* BEGIN Record list *

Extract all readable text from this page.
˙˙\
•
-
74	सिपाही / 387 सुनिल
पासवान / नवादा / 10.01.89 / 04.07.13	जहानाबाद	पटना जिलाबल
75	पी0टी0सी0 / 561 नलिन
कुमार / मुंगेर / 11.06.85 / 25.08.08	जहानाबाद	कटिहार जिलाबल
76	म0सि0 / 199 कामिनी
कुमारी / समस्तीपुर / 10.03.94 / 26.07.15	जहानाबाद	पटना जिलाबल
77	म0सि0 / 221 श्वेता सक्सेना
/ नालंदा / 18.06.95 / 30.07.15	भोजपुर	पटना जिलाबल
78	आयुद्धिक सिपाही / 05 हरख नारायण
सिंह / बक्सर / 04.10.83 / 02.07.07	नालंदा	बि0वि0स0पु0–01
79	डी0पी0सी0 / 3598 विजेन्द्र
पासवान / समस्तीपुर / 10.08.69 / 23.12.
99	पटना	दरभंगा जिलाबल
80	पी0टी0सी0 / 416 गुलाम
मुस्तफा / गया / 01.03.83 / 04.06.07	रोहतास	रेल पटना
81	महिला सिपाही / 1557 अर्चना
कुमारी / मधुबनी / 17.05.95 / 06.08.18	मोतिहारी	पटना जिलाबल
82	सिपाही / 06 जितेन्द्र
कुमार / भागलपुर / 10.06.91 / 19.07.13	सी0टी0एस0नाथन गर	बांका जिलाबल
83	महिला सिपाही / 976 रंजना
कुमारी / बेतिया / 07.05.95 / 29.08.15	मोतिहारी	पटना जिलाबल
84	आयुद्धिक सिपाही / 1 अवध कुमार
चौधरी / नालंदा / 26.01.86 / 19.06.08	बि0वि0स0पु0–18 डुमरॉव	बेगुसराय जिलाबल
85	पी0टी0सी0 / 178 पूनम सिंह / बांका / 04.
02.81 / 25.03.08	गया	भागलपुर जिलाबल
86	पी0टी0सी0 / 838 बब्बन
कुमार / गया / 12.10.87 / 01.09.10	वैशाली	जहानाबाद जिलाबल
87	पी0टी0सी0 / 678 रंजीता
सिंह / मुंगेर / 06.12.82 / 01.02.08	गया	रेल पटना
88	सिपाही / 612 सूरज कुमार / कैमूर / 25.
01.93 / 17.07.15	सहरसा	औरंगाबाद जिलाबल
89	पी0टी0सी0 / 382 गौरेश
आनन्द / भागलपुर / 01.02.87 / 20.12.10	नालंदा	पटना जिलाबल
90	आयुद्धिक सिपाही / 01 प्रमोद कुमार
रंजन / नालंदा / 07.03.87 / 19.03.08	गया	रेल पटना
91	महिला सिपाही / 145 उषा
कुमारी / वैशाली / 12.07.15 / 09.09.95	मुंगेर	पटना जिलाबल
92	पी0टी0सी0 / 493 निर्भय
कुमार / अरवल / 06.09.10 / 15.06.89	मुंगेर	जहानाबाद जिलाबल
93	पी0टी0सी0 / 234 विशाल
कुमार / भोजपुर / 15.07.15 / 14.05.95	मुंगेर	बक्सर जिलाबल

* END Record list *

Write all of the records out again exactly.

** Task result **
Extract all readable text from this page.
˙˙\
•
-
74	सिपाही / 387 सुनिल
पासवान / नवादा / 10.01.89 / 04.07.13	जहानाबाद	पटना जिलाबल
75	पी0टी0सी0 / 561 नलिन
कुमार / मुंगेर / 11.06.85 / 25.08.08	जहानाबाद	कटिहार जिलाबल
76	म0सि0 / 199 कामिनी
कुमारी / समस्तीपुर / 10.03.94 / 26.07.15	जहानाबाद	पटना जिलाबल
77	म0सि0 / 221 श्वेता सक्सेना
/ नालंदा / 18.06.95 / 30.07.15	भोजपुर	पटना जिलाबल
78	आयुद्धिक सिपाही / 05 हरख नारायण
सिंह / बक्सर / 04.10.83 / 02.07.07	नालंदा	बि0वि0स0पु0–01
79	डी0पी0सी0 / 3598 विजेन्द्र
पासवान / समस्तीपुर / 10.08.69 / 23.12.
99	पटना	दरभंगा जिलाबल
80	पी0टी0सी0 / 416 गुलाम
मुस्तफा / गया / 01.03.83 / 04.06.07	रोहतास	रेल पटना
81	महिला सिपाही / 1557 अर्चना
कुमारी / मधुबनी / 17.05.95 / 06.08.18	मोतिहारी	पटना जिलाबल
82	सिपाही / 06 जितेन्द्र
कुमार / भागलपुर / 10.06.91 / 19.07.13	सी0टी0एस0नाथन गर	बांका जिलाबल
83	महिला सिपाही / 976 रंजना
कुमारी / बेतिया / 07.05.95 / 29.08.15	मोतिहारी	पटना जिलाबल
84	आयुद्धिक सिपाही / 1 अवध कुमार
चौधरी / नालंदा / 26.01.86 / 19.06.08	बि0वि0स0पु0–18 डुमरॉव	बेगुसराय जिलाबल
85	पी0टी0सी0 / 178 पूनम सिंह / बांका / 04.
02.81 / 25.03.08	गया	भागलपुर जिलाबल
86	पी0टी0सी0 / 838 बब्बन
कुमार / गया / 12.10.87 / 01.09.10	वैशाली	जहानाबाद जिलाबल
87	पी0टी0सी0 / 678 रंजीता
सिंह / मुंगेर / 06.12.82 / 01.02.08	गया	रेल पटना
88	सिपाही / 612 सूरज कुमार / कैमूर / 25.
01.93 / 17.07.15	सहरसा	औरंगाबाद जिलाबल
89	पी0टी0सी0 / 382 गौरेश
आनन्द / भागलपुर / 01.02.87 / 20.12.10	नालंदा	पटना जिलाबल
90	आयुद्धिक सिपाही / 01 प्रमोद कुमार
रंजन / नालंदा / 07.03.87 / 19.03.08	गया	रेल पटना
91	महिला सिपाही / 145 उषा
कुमारी / वैशाली / 12.07.15 / 09.09.95	मुंगेर	पटना जिलाबल
92	पी0टी0सी0 / 493 निर्भय
कुमार / अरवल / 06.09.10 / 15.06.89	मुंगेर	जहानाबाद जिलाबल
93	पी0टी0सी0 / 234 विशाल
कुमार / भोजपुर / 15.07.15 / 14.05.95	मुंगेर	बक्सर जिलाबल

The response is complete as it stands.